Print all the data, keeping every line exactly as it is.

Records contained in a dataset
>> Begin

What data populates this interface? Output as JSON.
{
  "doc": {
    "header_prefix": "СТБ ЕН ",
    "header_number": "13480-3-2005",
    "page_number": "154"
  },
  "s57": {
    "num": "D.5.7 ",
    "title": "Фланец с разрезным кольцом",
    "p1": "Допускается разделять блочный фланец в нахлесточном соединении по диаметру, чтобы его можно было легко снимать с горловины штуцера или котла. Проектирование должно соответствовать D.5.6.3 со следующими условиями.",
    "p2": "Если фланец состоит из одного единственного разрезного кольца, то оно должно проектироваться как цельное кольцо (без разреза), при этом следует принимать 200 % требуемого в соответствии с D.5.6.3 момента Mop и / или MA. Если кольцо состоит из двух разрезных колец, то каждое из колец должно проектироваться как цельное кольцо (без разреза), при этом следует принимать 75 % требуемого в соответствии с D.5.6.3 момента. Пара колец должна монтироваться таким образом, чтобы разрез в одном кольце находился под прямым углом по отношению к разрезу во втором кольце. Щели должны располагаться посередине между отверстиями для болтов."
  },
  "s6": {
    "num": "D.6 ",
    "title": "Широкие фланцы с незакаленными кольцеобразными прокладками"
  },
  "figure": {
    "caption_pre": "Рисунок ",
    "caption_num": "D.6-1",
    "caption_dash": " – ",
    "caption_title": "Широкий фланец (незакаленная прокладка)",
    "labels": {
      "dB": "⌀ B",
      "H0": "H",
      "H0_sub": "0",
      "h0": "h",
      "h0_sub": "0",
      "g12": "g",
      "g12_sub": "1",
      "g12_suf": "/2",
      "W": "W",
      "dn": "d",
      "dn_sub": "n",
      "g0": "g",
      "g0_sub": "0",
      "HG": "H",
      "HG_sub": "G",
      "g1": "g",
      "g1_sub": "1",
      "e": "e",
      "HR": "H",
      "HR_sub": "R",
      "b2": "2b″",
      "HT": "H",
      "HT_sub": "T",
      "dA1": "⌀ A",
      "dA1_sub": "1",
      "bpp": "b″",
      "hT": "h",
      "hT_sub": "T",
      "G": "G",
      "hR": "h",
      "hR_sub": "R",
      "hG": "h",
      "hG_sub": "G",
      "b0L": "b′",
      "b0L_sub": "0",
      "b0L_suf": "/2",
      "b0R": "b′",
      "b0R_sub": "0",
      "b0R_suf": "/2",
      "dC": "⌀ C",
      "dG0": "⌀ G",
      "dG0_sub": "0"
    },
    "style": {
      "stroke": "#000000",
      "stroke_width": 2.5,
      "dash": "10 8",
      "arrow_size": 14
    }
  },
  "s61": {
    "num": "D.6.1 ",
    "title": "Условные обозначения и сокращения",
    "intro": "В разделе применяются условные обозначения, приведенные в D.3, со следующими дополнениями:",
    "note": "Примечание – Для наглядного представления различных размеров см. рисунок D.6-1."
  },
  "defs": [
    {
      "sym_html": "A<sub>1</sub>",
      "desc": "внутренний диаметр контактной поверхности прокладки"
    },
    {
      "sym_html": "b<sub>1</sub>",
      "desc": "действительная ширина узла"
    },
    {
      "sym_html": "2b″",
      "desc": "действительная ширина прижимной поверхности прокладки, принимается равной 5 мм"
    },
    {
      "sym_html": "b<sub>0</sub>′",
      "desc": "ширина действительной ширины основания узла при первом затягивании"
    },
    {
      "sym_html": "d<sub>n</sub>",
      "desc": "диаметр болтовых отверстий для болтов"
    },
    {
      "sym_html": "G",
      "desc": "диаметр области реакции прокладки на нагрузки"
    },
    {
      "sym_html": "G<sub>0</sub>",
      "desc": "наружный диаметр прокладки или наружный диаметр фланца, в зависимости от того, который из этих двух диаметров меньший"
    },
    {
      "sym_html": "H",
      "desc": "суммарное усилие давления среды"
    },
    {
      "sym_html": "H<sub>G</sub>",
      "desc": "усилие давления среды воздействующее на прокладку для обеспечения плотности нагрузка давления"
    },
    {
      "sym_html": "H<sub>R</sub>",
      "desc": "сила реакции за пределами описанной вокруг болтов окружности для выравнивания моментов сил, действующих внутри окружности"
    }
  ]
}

>> End

▶ **Written reply**:
What data populates this interface? Output as JSON.
{
  "doc": {
    "header_prefix": "СТБ ЕН ",
    "header_number": "13480-3-2005",
    "page_number": "154"
  },
  "s57": {
    "num": "D.5.7 ",
    "title": "Фланец с разрезным кольцом",
    "p1": "Допускается разделять блочный фланец в нахлесточном соединении по диаметру, чтобы его можно было легко снимать с горловины штуцера или котла. Проектирование должно соответствовать D.5.6.3 со следующими условиями.",
    "p2": "Если фланец состоит из одного единственного разрезного кольца, то оно должно проектироваться как цельное кольцо (без разреза), при этом следует принимать 200 % требуемого в соответствии с D.5.6.3 момента Mop и / или MA. Если кольцо состоит из двух разрезных колец, то каждое из колец должно проектироваться как цельное кольцо (без разреза), при этом следует принимать 75 % требуемого в соответствии с D.5.6.3 момента. Пара колец должна монтироваться таким образом, чтобы разрез в одном кольце находился под прямым углом по отношению к разрезу во втором кольце. Щели должны располагаться посередине между отверстиями для болтов."
  },
  "s6": {
    "num": "D.6 ",
    "title": "Широкие фланцы с незакаленными кольцеобразными прокладками"
  },
  "figure": {
    "caption_pre": "Рисунок ",
    "caption_num": "D.6-1",
    "caption_dash": " – ",
    "caption_title": "Широкий фланец (незакаленная прокладка)",
    "labels": {
      "dB": "⌀ B",
      "H0": "H",
      "H0_sub": "0",
      "h0": "h",
      "h0_sub": "0",
      "g12": "g",
      "g12_sub": "1",
      "g12_suf": "/2",
      "W": "W",
      "dn": "d",
      "dn_sub": "n",
      "g0": "g",
      "g0_sub": "0",
      "HG": "H",
      "HG_sub": "G",
      "g1": "g",
      "g1_sub": "1",
      "e": "e",
      "HR": "H",
      "HR_sub": "R",
      "b2": "2b″",
      "HT": "H",
      "HT_sub": "T",
      "dA1": "⌀ A",
      "dA1_sub": "1",
      "bpp": "b″",
      "hT": "h",
      "hT_sub": "T",
      "G": "G",
      "hR": "h",
      "hR_sub": "R",
      "hG": "h",
      "hG_sub": "G",
      "b0L": "b′",
      "b0L_sub": "0",
      "b0L_suf": "/2",
      "b0R": "b′",
      "b0R_sub": "0",
      "b0R_suf": "/2",
      "dC": "⌀ C",
      "dG0": "⌀ G",
      "dG0_sub": "0"
    },
    "style": {
      "stroke": "#000000",
      "stroke_width": 2.5,
      "dash": "10 8",
      "arrow_size": 14
    }
  },
  "s61": {
    "num": "D.6.1 ",
    "title": "Условные обозначения и сокращения",
    "intro": "В разделе применяются условные обозначения, приведенные в D.3, со следующими дополнениями:",
    "note": "Примечание – Для наглядного представления различных размеров см. рисунок D.6-1."
  },
  "defs": [
    {
      "sym_html": "A<sub>1</sub>",
      "desc": "внутренний диаметр контактной поверхности прокладки"
    },
    {
      "sym_html": "b<sub>1</sub>",
      "desc": "действительная ширина узла"
    },
    {
      "sym_html": "2b″",
      "desc": "действительная ширина прижимной поверхности прокладки, принимается равной 5 мм"
    },
    {
      "sym_html": "b<sub>0</sub>′",
      "desc": "ширина действительной ширины основания узла при первом затягивании"
    },
    {
      "sym_html": "d<sub>n</sub>",
      "desc": "диаметр болтовых отверстий для болтов"
    },
    {
      "sym_html": "G",
      "desc": "диаметр области реакции прокладки на нагрузки"
    },
    {
      "sym_html": "G<sub>0</sub>",
      "desc": "наружный диаметр прокладки или наружный диаметр фланца, в зависимости от того, который из этих двух диаметров меньший"
    },
    {
      "sym_html": "H",
      "desc": "суммарное усилие давления среды"
    },
    {
      "sym_html": "H<sub>G</sub>",
      "desc": "усилие давления среды воздействующее на прокладку для обеспечения плотности нагрузка давления"
    },
    {
      "sym_html": "H<sub>R</sub>",
      "desc": "сила реакции за пределами описанной вокруг болтов окружности для выравнивания моментов сил, действующих внутри окружности"
    }
  ]
}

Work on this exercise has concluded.